Data items:
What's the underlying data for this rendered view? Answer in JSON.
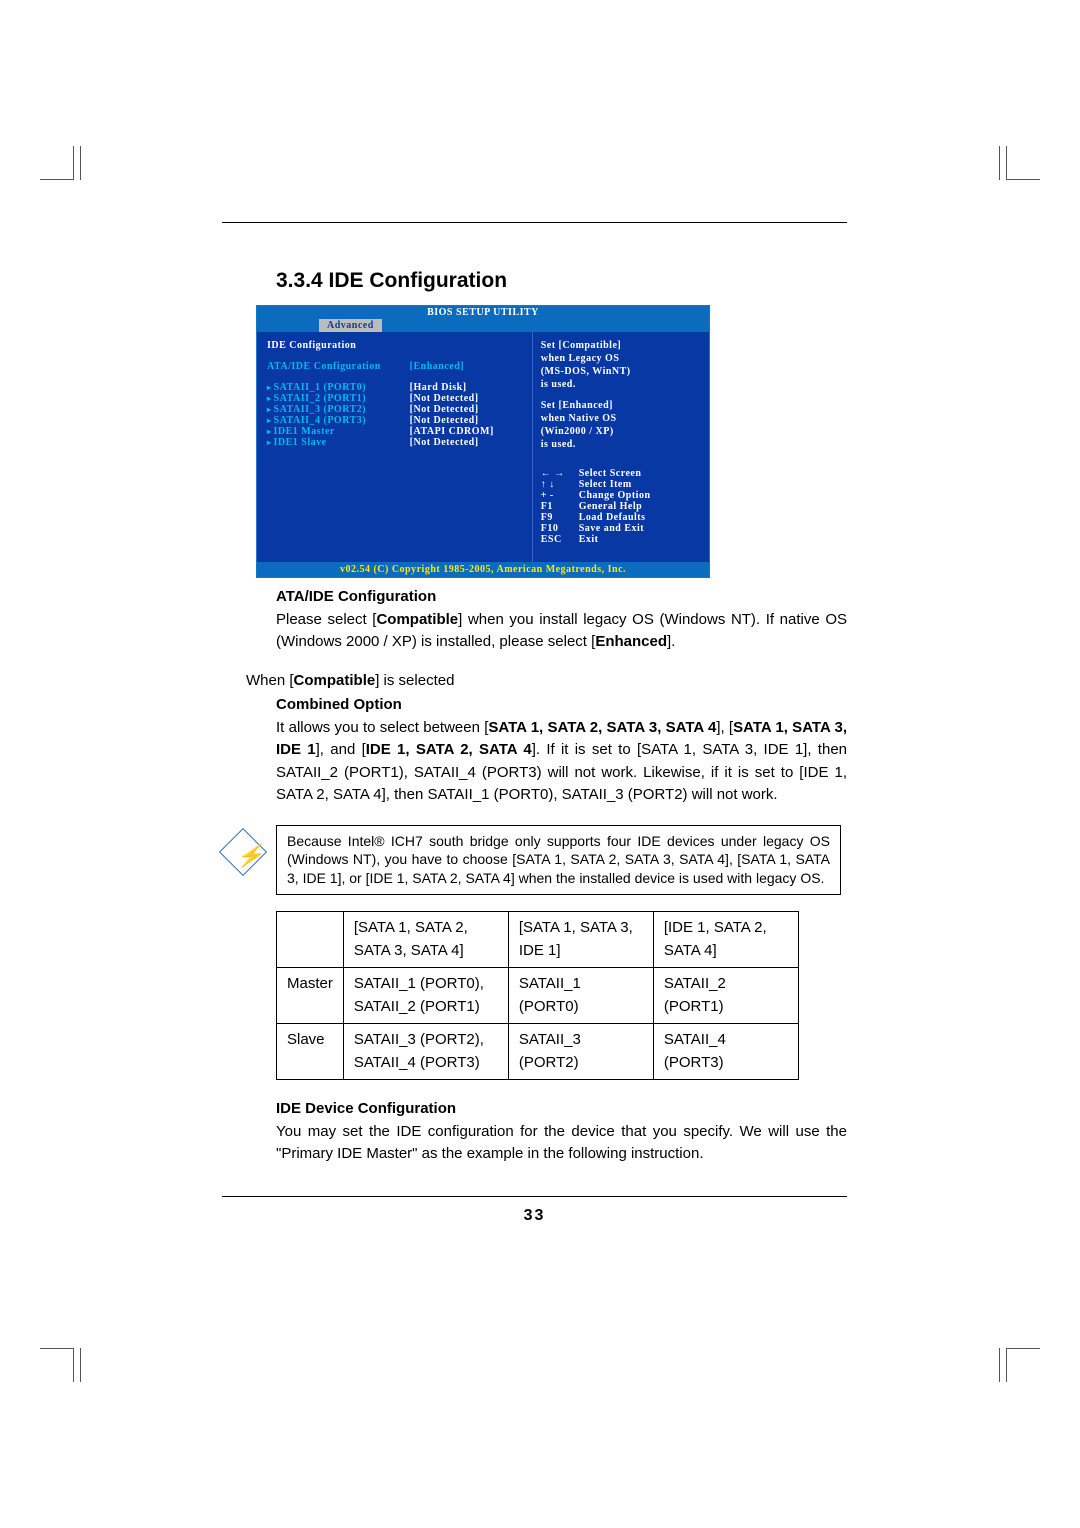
{
  "heading": "3.3.4 IDE Configuration",
  "bios": {
    "title": "BIOS SETUP UTILITY",
    "active_tab": "Advanced",
    "left_header": "IDE Configuration",
    "config_row": {
      "label": "ATA/IDE Configuration",
      "value": "[Enhanced]"
    },
    "devices": [
      {
        "label": "SATAII_1 (PORT0)",
        "value": "[Hard Disk]"
      },
      {
        "label": "SATAII_2 (PORT1)",
        "value": "[Not Detected]"
      },
      {
        "label": "SATAII_3 (PORT2)",
        "value": "[Not Detected]"
      },
      {
        "label": "SATAII_4 (PORT3)",
        "value": "[Not Detected]"
      },
      {
        "label": "IDE1 Master",
        "value": "[ATAPI CDROM]"
      },
      {
        "label": "IDE1 Slave",
        "value": "[Not Detected]"
      }
    ],
    "help_top": [
      "Set [Compatible]",
      "when Legacy OS",
      "(MS-DOS, WinNT)",
      "is used."
    ],
    "help_mid": [
      "Set [Enhanced]",
      "when Native OS",
      "(Win2000 / XP)",
      "is used."
    ],
    "keys": [
      {
        "k": "← →",
        "d": "Select Screen"
      },
      {
        "k": "↑ ↓",
        "d": "Select Item"
      },
      {
        "k": "+ -",
        "d": "Change Option"
      },
      {
        "k": "F1",
        "d": "General Help"
      },
      {
        "k": "F9",
        "d": "Load Defaults"
      },
      {
        "k": "F10",
        "d": "Save and Exit"
      },
      {
        "k": "ESC",
        "d": "Exit"
      }
    ],
    "footer": "v02.54 (C) Copyright 1985-2005, American Megatrends, Inc."
  },
  "sections": {
    "ata_head": "ATA/IDE Configuration",
    "ata_p1a": "Please select [",
    "ata_p1b": "Compatible",
    "ata_p1c": "] when you install legacy OS (Windows NT). If native OS (Windows 2000 / XP) is installed, please select [",
    "ata_p1d": "Enhanced",
    "ata_p1e": "].",
    "when_a": "When [",
    "when_b": "Compatible",
    "when_c": "] is selected",
    "combined_head": "Combined Option",
    "combined_a": "It allows you to select between [",
    "combined_b": "SATA 1, SATA 2, SATA 3, SATA 4",
    "combined_c": "], [",
    "combined_d": "SATA 1, SATA 3, IDE 1",
    "combined_e": "], and [",
    "combined_f": "IDE 1, SATA 2, SATA 4",
    "combined_g": "]. If it is set to [SATA 1, SATA 3, IDE 1], then SATAII_2 (PORT1), SATAII_4 (PORT3) will not work. Likewise, if it is set to [IDE 1, SATA 2, SATA 4], then SATAII_1 (PORT0), SATAII_3 (PORT2) will not work.",
    "note": "Because Intel® ICH7 south bridge only supports four IDE devices under legacy OS (Windows NT), you have to choose [SATA 1, SATA 2, SATA 3, SATA 4], [SATA 1, SATA 3, IDE 1], or [IDE 1, SATA 2, SATA 4] when the installed device is used with legacy OS.",
    "ide_dev_head": "IDE Device Configuration",
    "ide_dev_body": "You may set the IDE configuration for the device that you specify. We will use the \"Primary IDE Master\" as the example in the following instruction."
  },
  "table": {
    "headers": [
      "",
      "[SATA 1, SATA 2, SATA 3, SATA 4]",
      "[SATA 1, SATA 3, IDE 1]",
      "[IDE 1, SATA 2, SATA 4]"
    ],
    "rows": [
      {
        "label": "Master",
        "c1": "SATAII_1 (PORT0), SATAII_2 (PORT1)",
        "c2": "SATAII_1 (PORT0)",
        "c3": "SATAII_2 (PORT1)"
      },
      {
        "label": "Slave",
        "c1": "SATAII_3 (PORT2), SATAII_4 (PORT3)",
        "c2": "SATAII_3 (PORT2)",
        "c3": "SATAII_4 (PORT3)"
      }
    ]
  },
  "page_number": "33"
}
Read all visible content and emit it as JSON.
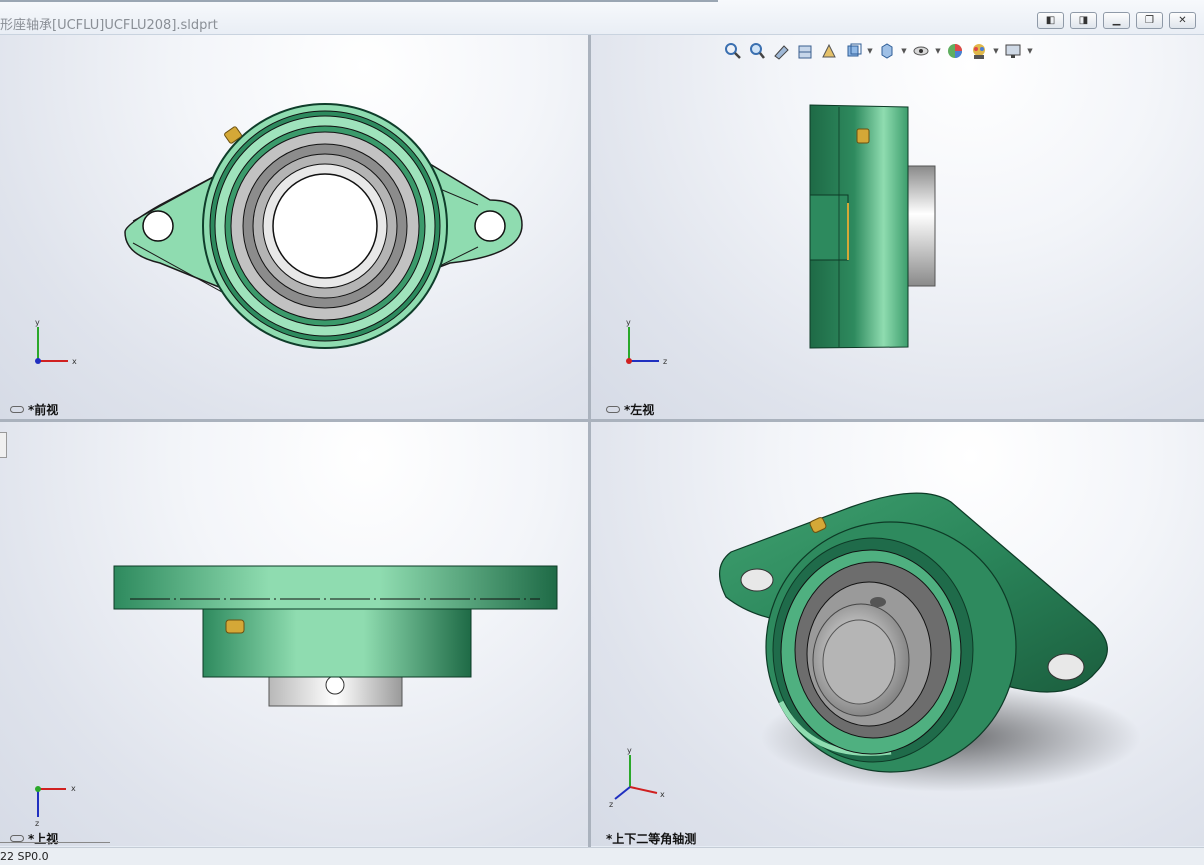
{
  "window": {
    "title": "形座轴承[UCFLU]UCFLU208].sldprt",
    "buttons": [
      "tile-vertical",
      "tile-horizontal",
      "minimize",
      "restore",
      "close"
    ]
  },
  "viewports": [
    {
      "id": "front",
      "label": "*前视",
      "axes": {
        "h": "x",
        "v": "y"
      }
    },
    {
      "id": "left",
      "label": "*左视",
      "axes": {
        "h": "z",
        "v": "y"
      }
    },
    {
      "id": "top",
      "label": "*上视",
      "axes": {
        "h": "x",
        "v": "z"
      }
    },
    {
      "id": "iso",
      "label": "*上下二等角轴测",
      "axes": {
        "h": "x",
        "v": "y",
        "d": "z"
      }
    }
  ],
  "heads_up_toolbar": {
    "items": [
      "zoom-to-fit-icon",
      "zoom-to-area-icon",
      "previous-view-icon",
      "section-view-icon",
      "view-orientation-icon",
      "display-style-icon",
      "hide-show-items-icon",
      "edit-appearance-icon",
      "apply-scene-icon",
      "view-settings-icon"
    ]
  },
  "colors": {
    "part_green": "#8fdcb0",
    "part_dark_green": "#1f6b4a",
    "bearing_gray": "#9c9c9c",
    "grease_fitting": "#d4a837"
  },
  "statusbar": {
    "text": "22 SP0.0"
  }
}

GOAL | Every line above that contains the word "title" should be reported.

EXPECTED OUTPUT |
    "title": "BIOS SETUP UTILITY",
    "title": "形座轴承[UCFLU]UCFLU208].sldprt",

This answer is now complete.